╭──
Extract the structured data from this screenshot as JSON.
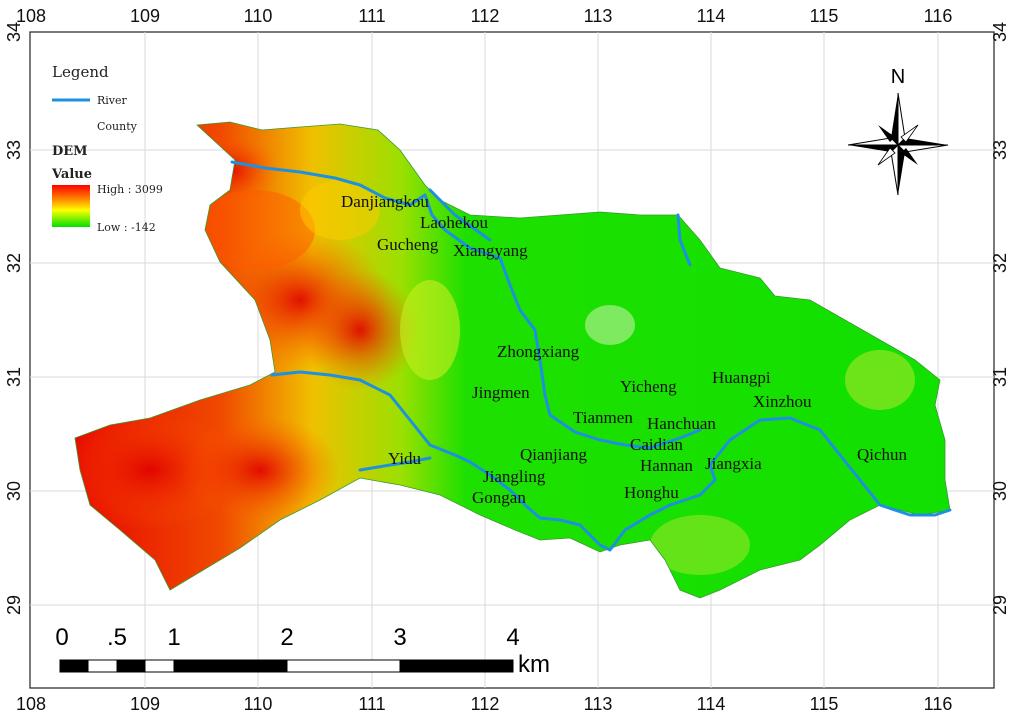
{
  "legend": {
    "title": "Legend",
    "river_label": "River",
    "county_label": "County",
    "dem_title": "DEM",
    "value_title": "Value",
    "high_label": "High : 3099",
    "low_label": "Low : -142",
    "river_color": "#1e90e0"
  },
  "north_arrow": {
    "label": "N"
  },
  "axes": {
    "longitude_ticks": [
      "108",
      "109",
      "110",
      "111",
      "112",
      "113",
      "114",
      "115",
      "116"
    ],
    "latitude_ticks": [
      "34",
      "33",
      "32",
      "31",
      "30",
      "29"
    ]
  },
  "scale_bar": {
    "labels": [
      "0",
      ".5",
      "1",
      "2",
      "3",
      "4"
    ],
    "unit": "km"
  },
  "cities": [
    {
      "name": "Danjiangkou"
    },
    {
      "name": "Laohekou"
    },
    {
      "name": "Gucheng"
    },
    {
      "name": "Xiangyang"
    },
    {
      "name": "Zhongxiang"
    },
    {
      "name": "Jingmen"
    },
    {
      "name": "Yicheng"
    },
    {
      "name": "Huangpi"
    },
    {
      "name": "Xinzhou"
    },
    {
      "name": "Tianmen"
    },
    {
      "name": "Hanchuan"
    },
    {
      "name": "Caidian"
    },
    {
      "name": "Yidu"
    },
    {
      "name": "Qianjiang"
    },
    {
      "name": "Jiangling"
    },
    {
      "name": "Hannan"
    },
    {
      "name": "Jiangxia"
    },
    {
      "name": "Qichun"
    },
    {
      "name": "Gongan"
    },
    {
      "name": "Honghu"
    }
  ]
}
╰──
→ TASK OBJECTIVE
Quote each record exactly as it stands, minus the pictures.

→ EXERCISE SOLUTION
Extract the structured data from this screenshot as JSON.
{
  "legend": {
    "title": "Legend",
    "river_label": "River",
    "county_label": "County",
    "dem_title": "DEM",
    "value_title": "Value",
    "high_label": "High : 3099",
    "low_label": "Low : -142",
    "river_color": "#1e90e0"
  },
  "north_arrow": {
    "label": "N"
  },
  "axes": {
    "longitude_ticks": [
      "108",
      "109",
      "110",
      "111",
      "112",
      "113",
      "114",
      "115",
      "116"
    ],
    "latitude_ticks": [
      "34",
      "33",
      "32",
      "31",
      "30",
      "29"
    ]
  },
  "scale_bar": {
    "labels": [
      "0",
      ".5",
      "1",
      "2",
      "3",
      "4"
    ],
    "unit": "km"
  },
  "cities": [
    {
      "name": "Danjiangkou"
    },
    {
      "name": "Laohekou"
    },
    {
      "name": "Gucheng"
    },
    {
      "name": "Xiangyang"
    },
    {
      "name": "Zhongxiang"
    },
    {
      "name": "Jingmen"
    },
    {
      "name": "Yicheng"
    },
    {
      "name": "Huangpi"
    },
    {
      "name": "Xinzhou"
    },
    {
      "name": "Tianmen"
    },
    {
      "name": "Hanchuan"
    },
    {
      "name": "Caidian"
    },
    {
      "name": "Yidu"
    },
    {
      "name": "Qianjiang"
    },
    {
      "name": "Jiangling"
    },
    {
      "name": "Hannan"
    },
    {
      "name": "Jiangxia"
    },
    {
      "name": "Qichun"
    },
    {
      "name": "Gongan"
    },
    {
      "name": "Honghu"
    }
  ]
}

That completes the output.